Collected data entries:
+===+
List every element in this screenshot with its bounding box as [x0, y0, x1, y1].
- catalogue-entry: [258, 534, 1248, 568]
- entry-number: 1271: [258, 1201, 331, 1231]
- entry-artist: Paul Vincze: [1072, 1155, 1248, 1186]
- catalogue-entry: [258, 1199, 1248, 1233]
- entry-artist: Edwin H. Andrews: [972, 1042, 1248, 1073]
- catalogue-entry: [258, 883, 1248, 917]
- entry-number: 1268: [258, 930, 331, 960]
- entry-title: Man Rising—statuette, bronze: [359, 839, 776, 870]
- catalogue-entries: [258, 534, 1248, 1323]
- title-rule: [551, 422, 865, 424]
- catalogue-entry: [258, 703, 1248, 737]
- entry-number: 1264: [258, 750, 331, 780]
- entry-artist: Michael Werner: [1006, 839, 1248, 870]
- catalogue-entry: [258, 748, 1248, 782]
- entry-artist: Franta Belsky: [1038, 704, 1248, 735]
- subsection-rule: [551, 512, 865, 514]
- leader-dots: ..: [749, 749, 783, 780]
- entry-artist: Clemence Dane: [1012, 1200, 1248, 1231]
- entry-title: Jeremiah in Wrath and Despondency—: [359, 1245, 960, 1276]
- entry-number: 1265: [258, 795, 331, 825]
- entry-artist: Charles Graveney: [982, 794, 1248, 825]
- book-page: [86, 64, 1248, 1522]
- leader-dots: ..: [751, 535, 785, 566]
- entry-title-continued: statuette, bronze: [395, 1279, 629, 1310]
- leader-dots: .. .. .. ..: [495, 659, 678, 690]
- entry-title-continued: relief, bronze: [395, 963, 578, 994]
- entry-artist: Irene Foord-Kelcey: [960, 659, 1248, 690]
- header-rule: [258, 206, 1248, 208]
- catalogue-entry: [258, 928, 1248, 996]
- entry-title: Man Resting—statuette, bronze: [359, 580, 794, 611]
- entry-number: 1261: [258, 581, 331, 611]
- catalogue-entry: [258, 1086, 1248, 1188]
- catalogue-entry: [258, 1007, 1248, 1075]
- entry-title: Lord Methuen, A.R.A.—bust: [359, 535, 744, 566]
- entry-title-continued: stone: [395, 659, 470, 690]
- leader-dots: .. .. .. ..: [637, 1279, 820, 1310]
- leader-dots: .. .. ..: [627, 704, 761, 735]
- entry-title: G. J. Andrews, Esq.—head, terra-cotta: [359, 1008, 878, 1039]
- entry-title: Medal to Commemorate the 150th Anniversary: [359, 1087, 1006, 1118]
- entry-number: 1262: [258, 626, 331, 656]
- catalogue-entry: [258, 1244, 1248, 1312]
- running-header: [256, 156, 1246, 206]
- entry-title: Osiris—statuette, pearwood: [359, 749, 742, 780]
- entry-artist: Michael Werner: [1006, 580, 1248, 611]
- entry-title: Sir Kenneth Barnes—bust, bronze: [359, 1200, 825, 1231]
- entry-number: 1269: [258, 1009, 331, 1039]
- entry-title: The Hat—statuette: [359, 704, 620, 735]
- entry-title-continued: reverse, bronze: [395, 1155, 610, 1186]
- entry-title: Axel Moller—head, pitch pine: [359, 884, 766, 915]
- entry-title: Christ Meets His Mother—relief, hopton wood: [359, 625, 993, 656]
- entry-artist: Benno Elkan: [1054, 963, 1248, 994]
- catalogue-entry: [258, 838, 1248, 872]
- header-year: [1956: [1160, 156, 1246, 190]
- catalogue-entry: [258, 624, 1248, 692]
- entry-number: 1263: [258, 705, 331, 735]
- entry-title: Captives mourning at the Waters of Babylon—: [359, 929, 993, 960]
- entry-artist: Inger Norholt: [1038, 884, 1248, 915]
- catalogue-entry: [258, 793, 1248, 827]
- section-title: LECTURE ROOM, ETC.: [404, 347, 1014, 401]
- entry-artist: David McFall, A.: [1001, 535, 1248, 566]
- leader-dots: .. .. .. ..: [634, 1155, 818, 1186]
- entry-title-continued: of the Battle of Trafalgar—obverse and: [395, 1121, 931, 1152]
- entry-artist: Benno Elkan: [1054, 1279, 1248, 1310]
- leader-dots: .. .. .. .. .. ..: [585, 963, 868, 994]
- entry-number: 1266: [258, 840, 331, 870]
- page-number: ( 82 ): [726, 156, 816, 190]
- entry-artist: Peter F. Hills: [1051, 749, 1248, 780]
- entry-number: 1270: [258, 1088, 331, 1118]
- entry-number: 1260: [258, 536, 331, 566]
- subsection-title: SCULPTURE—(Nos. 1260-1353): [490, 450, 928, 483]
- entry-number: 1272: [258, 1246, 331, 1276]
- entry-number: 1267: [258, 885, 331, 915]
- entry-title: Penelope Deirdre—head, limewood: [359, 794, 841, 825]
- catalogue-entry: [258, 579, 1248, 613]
+===+
TASK OBJECTIVE: Can you copy every row above, keeping each character and line as it appears?

PROBLEM SOLUTION:
List every element in this screenshot with its bounding box as [x0, y0, x1, y1].
- catalogue-entry: [258, 534, 1248, 568]
- entry-number: 1271: [258, 1201, 331, 1231]
- entry-artist: Paul Vincze: [1072, 1155, 1248, 1186]
- catalogue-entry: [258, 1199, 1248, 1233]
- entry-artist: Edwin H. Andrews: [972, 1042, 1248, 1073]
- catalogue-entry: [258, 883, 1248, 917]
- entry-number: 1268: [258, 930, 331, 960]
- entry-title: Man Rising—statuette, bronze: [359, 839, 776, 870]
- catalogue-entries: [258, 534, 1248, 1323]
- title-rule: [551, 422, 865, 424]
- catalogue-entry: [258, 703, 1248, 737]
- entry-number: 1264: [258, 750, 331, 780]
- entry-artist: Michael Werner: [1006, 839, 1248, 870]
- catalogue-entry: [258, 748, 1248, 782]
- entry-artist: Franta Belsky: [1038, 704, 1248, 735]
- subsection-rule: [551, 512, 865, 514]
- leader-dots: ..: [749, 749, 783, 780]
- entry-artist: Clemence Dane: [1012, 1200, 1248, 1231]
- entry-title: Jeremiah in Wrath and Despondency—: [359, 1245, 960, 1276]
- entry-number: 1265: [258, 795, 331, 825]
- entry-artist: Charles Graveney: [982, 794, 1248, 825]
- book-page: [86, 64, 1248, 1522]
- leader-dots: ..: [751, 535, 785, 566]
- entry-title-continued: statuette, bronze: [395, 1279, 629, 1310]
- leader-dots: .. .. .. ..: [495, 659, 678, 690]
- entry-title-continued: relief, bronze: [395, 963, 578, 994]
- entry-artist: Irene Foord-Kelcey: [960, 659, 1248, 690]
- header-rule: [258, 206, 1248, 208]
- catalogue-entry: [258, 928, 1248, 996]
- entry-title: Man Resting—statuette, bronze: [359, 580, 794, 611]
- entry-number: 1261: [258, 581, 331, 611]
- catalogue-entry: [258, 1086, 1248, 1188]
- catalogue-entry: [258, 1007, 1248, 1075]
- entry-title: Lord Methuen, A.R.A.—bust: [359, 535, 744, 566]
- entry-title-continued: stone: [395, 659, 470, 690]
- leader-dots: .. .. .. ..: [637, 1279, 820, 1310]
- leader-dots: .. .. ..: [627, 704, 761, 735]
- entry-title: G. J. Andrews, Esq.—head, terra-cotta: [359, 1008, 878, 1039]
- entry-title: Medal to Commemorate the 150th Anniversary: [359, 1087, 1006, 1118]
- entry-number: 1262: [258, 626, 331, 656]
- catalogue-entry: [258, 1244, 1248, 1312]
- running-header: [256, 156, 1246, 206]
- entry-title: Osiris—statuette, pearwood: [359, 749, 742, 780]
- entry-artist: Michael Werner: [1006, 580, 1248, 611]
- entry-title: Sir Kenneth Barnes—bust, bronze: [359, 1200, 825, 1231]
- entry-number: 1269: [258, 1009, 331, 1039]
- entry-title: The Hat—statuette: [359, 704, 620, 735]
- entry-title-continued: reverse, bronze: [395, 1155, 610, 1186]
- entry-title: Axel Moller—head, pitch pine: [359, 884, 766, 915]
- entry-title: Christ Meets His Mother—relief, hopton wood: [359, 625, 993, 656]
- entry-artist: Benno Elkan: [1054, 963, 1248, 994]
- catalogue-entry: [258, 838, 1248, 872]
- header-year: [1956: [1160, 156, 1246, 190]
- catalogue-entry: [258, 624, 1248, 692]
- entry-number: 1263: [258, 705, 331, 735]
- entry-title: Captives mourning at the Waters of Babylon—: [359, 929, 993, 960]
- entry-artist: Inger Norholt: [1038, 884, 1248, 915]
- catalogue-entry: [258, 793, 1248, 827]
- section-title: LECTURE ROOM, ETC.: [404, 347, 1014, 401]
- entry-artist: David McFall, A.: [1001, 535, 1248, 566]
- leader-dots: .. .. .. ..: [634, 1155, 818, 1186]
- entry-title-continued: of the Battle of Trafalgar—obverse and: [395, 1121, 931, 1152]
- entry-artist: Benno Elkan: [1054, 1279, 1248, 1310]
- leader-dots: .. .. .. .. .. ..: [585, 963, 868, 994]
- entry-number: 1266: [258, 840, 331, 870]
- page-number: ( 82 ): [726, 156, 816, 190]
- entry-artist: Peter F. Hills: [1051, 749, 1248, 780]
- entry-number: 1270: [258, 1088, 331, 1118]
- entry-number: 1260: [258, 536, 331, 566]
- subsection-title: SCULPTURE—(Nos. 1260-1353): [490, 450, 928, 483]
- entry-number: 1272: [258, 1246, 331, 1276]
- entry-number: 1267: [258, 885, 331, 915]
- entry-title: Penelope Deirdre—head, limewood: [359, 794, 841, 825]
- catalogue-entry: [258, 579, 1248, 613]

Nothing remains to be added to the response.